**Task**
From the listing below, return each line that includes "aller".

Lines of data:
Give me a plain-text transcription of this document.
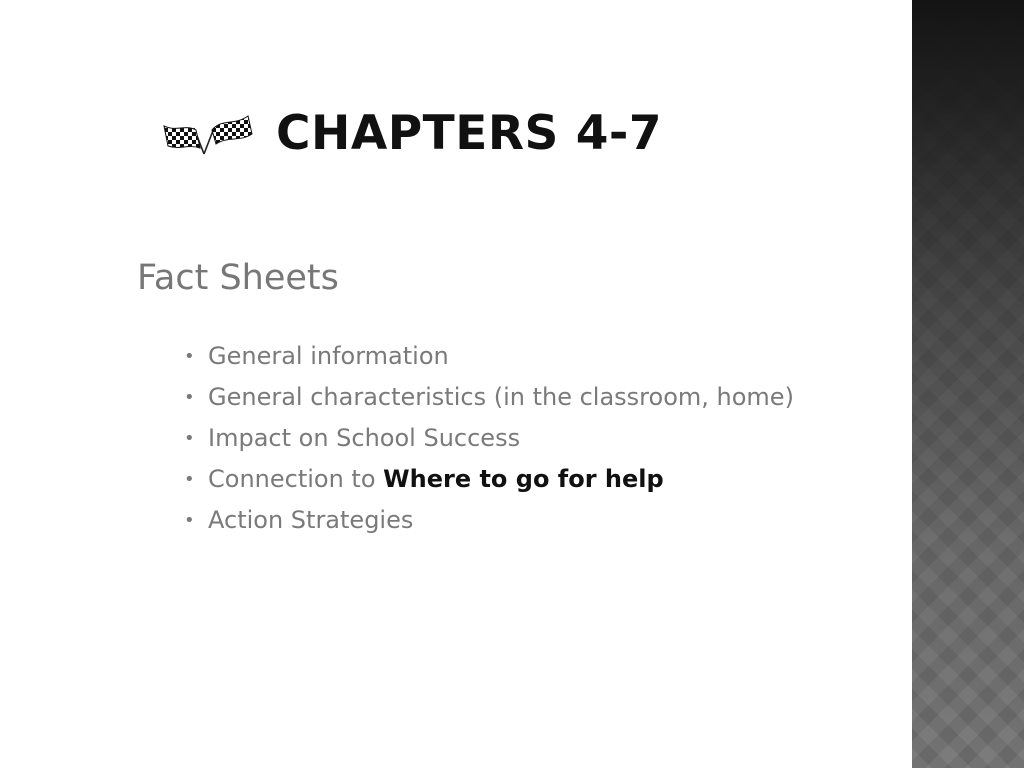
CHAPTERS 4-7
Fact Sheets
• General information
• General characteristics (in the classroom, home)
• Impact on School Success
• Connection to Where to go for help
• Action Strategies
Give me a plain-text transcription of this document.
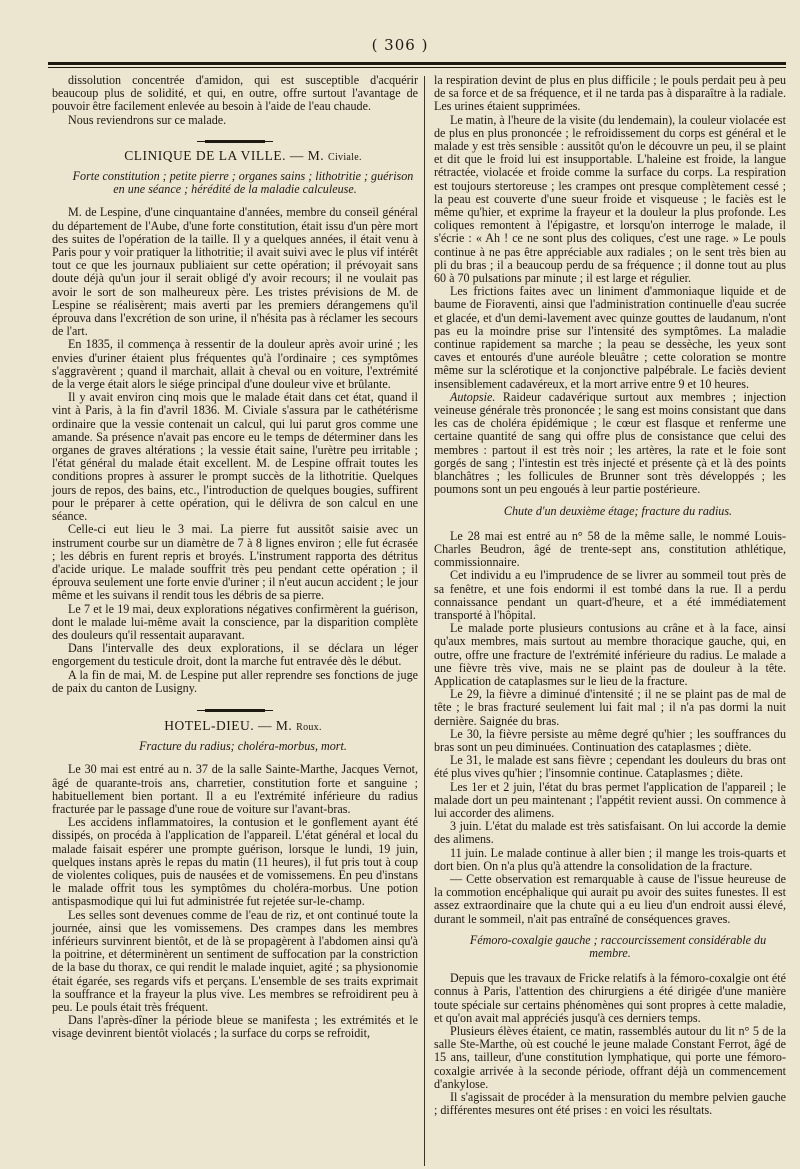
( 306 )

dissolution concentrée d'amidon, qui est susceptible d'acquérir beaucoup plus de solidité, et qui, en outre, offre surtout l'avantage de pouvoir être facilement enlevée au besoin à l'aide de l'eau chaude.

Nous reviendrons sur ce malade.

CLINIQUE DE LA VILLE. — M. Civiale.

Forte constitution ; petite pierre ; organes sains ; lithotritie ; guérison en une séance ; hérédité de la maladie calculeuse.

M. de Lespine, d'une cinquantaine d'années, membre du conseil général du département de l'Aube, d'une forte constitution, était issu d'un père mort des suites de l'opération de la taille. Il y a quelques années, il était venu à Paris pour y voir pratiquer la lithotritie; il avait suivi avec le plus vif intérêt tout ce que les journaux publiaient sur cette opération; il prévoyait sans doute déjà qu'un jour il serait obligé d'y avoir recours; il ne voulait pas avoir le sort de son malheureux père. Les tristes prévisions de M. de Lespine se réalisèrent; mais averti par les premiers dérangemens qu'il éprouva dans l'excrétion de son urine, il n'hésita pas à réclamer les secours de l'art.

En 1835, il commença à ressentir de la douleur après avoir uriné ; les envies d'uriner étaient plus fréquentes qu'à l'ordinaire ; ces symptômes s'aggravèrent ; quand il marchait, allait à cheval ou en voiture, l'extrémité de la verge était alors le siége principal d'une douleur vive et brûlante.

Il y avait environ cinq mois que le malade était dans cet état, quand il vint à Paris, à la fin d'avril 1836. M. Civiale s'assura par le cathétérisme ordinaire que la vessie contenait un calcul, qui lui parut gros comme une amande. Sa présence n'avait pas encore eu le temps de déterminer dans les organes de graves altérations ; la vessie était saine, l'urètre peu irritable ; l'état général du malade était excellent. M. de Lespine offrait toutes les conditions propres à assurer le prompt succès de la lithotritie. Quelques jours de repos, des bains, etc., l'introduction de quelques bougies, suffirent pour le préparer à cette opération, qui le délivra de son calcul en une séance.

Celle-ci eut lieu le 3 mai. La pierre fut aussitôt saisie avec un instrument courbe sur un diamètre de 7 à 8 lignes environ ; elle fut écrasée ; les débris en furent repris et broyés. L'instrument rapporta des détritus d'acide urique. Le malade souffrit très peu pendant cette opération ; il éprouva seulement une forte envie d'uriner ; il n'eut aucun accident ; le jour même et les suivans il rendit tous les débris de sa pierre.

Le 7 et le 19 mai, deux explorations négatives confirmèrent la guérison, dont le malade lui-même avait la conscience, par la disparition complète des douleurs qu'il ressentait auparavant.

Dans l'intervalle des deux explorations, il se déclara un léger engorgement du testicule droit, dont la marche fut entravée dès le début.

A la fin de mai, M. de Lespine put aller reprendre ses fonctions de juge de paix du canton de Lusigny.

HOTEL-DIEU. — M. Roux.

Fracture du radius; choléra-morbus, mort.

Le 30 mai est entré au n. 37 de la salle Sainte-Marthe, Jacques Vernot, âgé de quarante-trois ans, charretier, constitution forte et sanguine ; habituellement bien portant. Il a eu l'extrémité inférieure du radius fracturée par le passage d'une roue de voiture sur l'avant-bras.

Les accidens inflammatoires, la contusion et le gonflement ayant été dissipés, on procéda à l'application de l'appareil. L'état général et local du malade faisait espérer une prompte guérison, lorsque le lundi, 19 juin, quelques instans après le repas du matin (11 heures), il fut pris tout à coup de violentes coliques, puis de nausées et de vomissemens. En peu d'instans le malade offrit tous les symptômes du choléra-morbus. Une potion antispasmodique qui lui fut administrée fut rejetée sur-le-champ.

Les selles sont devenues comme de l'eau de riz, et ont continué toute la journée, ainsi que les vomissemens. Des crampes dans les membres inférieurs survinrent bientôt, et de là se propagèrent à l'abdomen ainsi qu'à la poitrine, et déterminèrent un sentiment de suffocation par la constriction de la base du thorax, ce qui rendit le malade inquiet, agité ; sa physionomie était égarée, ses regards vifs et perçans. L'ensemble de ses traits exprimait la souffrance et la frayeur la plus vive. Les membres se refroidirent peu à peu. Le pouls était très fréquent.

Dans l'après-dîner la période bleue se manifesta ; les extrémités et le visage devinrent bientôt violacés ; la surface du corps se refroidit,

la respiration devint de plus en plus difficile ; le pouls perdait peu à peu de sa force et de sa fréquence, et il ne tarda pas à disparaître à la radiale. Les urines étaient supprimées.

Le matin, à l'heure de la visite (du lendemain), la couleur violacée est de plus en plus prononcée ; le refroidissement du corps est général et le malade y est très sensible : aussitôt qu'on le découvre un peu, il se plaint et dit que le froid lui est insupportable. L'haleine est froide, la langue rétractée, violacée et froide comme la surface du corps. La respiration est toujours stertoreuse ; les crampes ont presque complètement cessé ; la peau est couverte d'une sueur froide et visqueuse ; le faciès est le même qu'hier, et exprime la frayeur et la douleur la plus profonde. Les coliques remontent à l'épigastre, et lorsqu'on interroge le malade, il s'écrie : « Ah ! ce ne sont plus des coliques, c'est une rage. » Le pouls continue à ne pas être appréciable aux radiales ; on le sent très bien au pli du bras ; il a beaucoup perdu de sa fréquence ; il donne tout au plus 60 à 70 pulsations par minute ; il est large et régulier.

Les frictions faites avec un liniment d'ammoniaque liquide et de baume de Fioraventi, ainsi que l'administration continuelle d'eau sucrée et glacée, et d'un demi-lavement avec quinze gouttes de laudanum, n'ont pas eu la moindre prise sur l'intensité des symptômes. La maladie continue rapidement sa marche ; la peau se dessèche, les yeux sont caves et entourés d'une auréole bleuâtre ; cette coloration se montre même sur la sclérotique et la conjonctive palpébrale. Le faciès devient insensiblement cadavéreux, et la mort arrive entre 9 et 10 heures.

Autopsie. Raideur cadavérique surtout aux membres ; injection veineuse générale très prononcée ; le sang est moins consistant que dans les cas de choléra épidémique ; le cœur est flasque et renferme une certaine quantité de sang qui offre plus de consistance que celui des membres : partout il est très noir ; les artères, la rate et le foie sont gorgés de sang ; l'intestin est très injecté et présente çà et là des points blanchâtres ; les follicules de Brunner sont très développés ; les poumons sont un peu engoués à leur partie postérieure.

Chute d'un deuxième étage; fracture du radius.

Le 28 mai est entré au n° 58 de la même salle, le nommé Louis-Charles Beudron, âgé de trente-sept ans, constitution athlétique, commissionnaire.

Cet individu a eu l'imprudence de se livrer au sommeil tout près de sa fenêtre, et une fois endormi il est tombé dans la rue. Il a perdu connaissance pendant un quart-d'heure, et a été immédiatement transporté à l'hôpital.

Le malade porte plusieurs contusions au crâne et à la face, ainsi qu'aux membres, mais surtout au membre thoracique gauche, qui, en outre, offre une fracture de l'extrémité inférieure du radius. Le malade a une fièvre très vive, mais ne se plaint pas de douleur à la tête. Application de cataplasmes sur le lieu de la fracture.

Le 29, la fièvre a diminué d'intensité ; il ne se plaint pas de mal de tête ; le bras fracturé seulement lui fait mal ; il n'a pas dormi la nuit dernière. Saignée du bras.

Le 30, la fièvre persiste au même degré qu'hier ; les souffrances du bras sont un peu diminuées. Continuation des cataplasmes ; diète.

Le 31, le malade est sans fièvre ; cependant les douleurs du bras ont été plus vives qu'hier ; l'insomnie continue. Cataplasmes ; diète.

Les 1er et 2 juin, l'état du bras permet l'application de l'appareil ; le malade dort un peu maintenant ; l'appétit revient aussi. On commence à lui accorder des alimens.

3 juin. L'état du malade est très satisfaisant. On lui accorde la demie des alimens.

11 juin. Le malade continue à aller bien ; il mange les trois-quarts et dort bien. On n'a plus qu'à attendre la consolidation de la fracture.

— Cette observation est remarquable à cause de l'issue heureuse de la commotion encéphalique qui aurait pu avoir des suites funestes. Il est assez extraordinaire que la chute qui a eu lieu d'un endroit aussi élevé, durant le sommeil, n'ait pas entraîné de conséquences graves.

Fémoro-coxalgie gauche ; raccourcissement considérable du membre.

Depuis que les travaux de Fricke relatifs à la fémoro-coxalgie ont été connus à Paris, l'attention des chirurgiens a été dirigée d'une manière toute spéciale sur certains phénomènes qui sont propres à cette maladie, et qu'on avait mal appréciés jusqu'à ces derniers temps.

Plusieurs élèves étaient, ce matin, rassemblés autour du lit n° 5 de la salle Ste-Marthe, où est couché le jeune malade Constant Ferrot, âgé de 15 ans, tailleur, d'une constitution lymphatique, qui porte une fémoro-coxalgie arrivée à la seconde période, offrant déjà un commencement d'ankylose.

Il s'agissait de procéder à la mensuration du membre pelvien gauche ; différentes mesures ont été prises : en voici les résultats.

**Task result**
A la fin de mai, M. de Lespine put aller reprendre ses fonctions de juge de paix du canton de Lusigny.
11 juin. Le malade continue à aller bien ; il mange les trois-quarts et dort bien. On n'a plus qu'à attendre la consolidation de la fracture.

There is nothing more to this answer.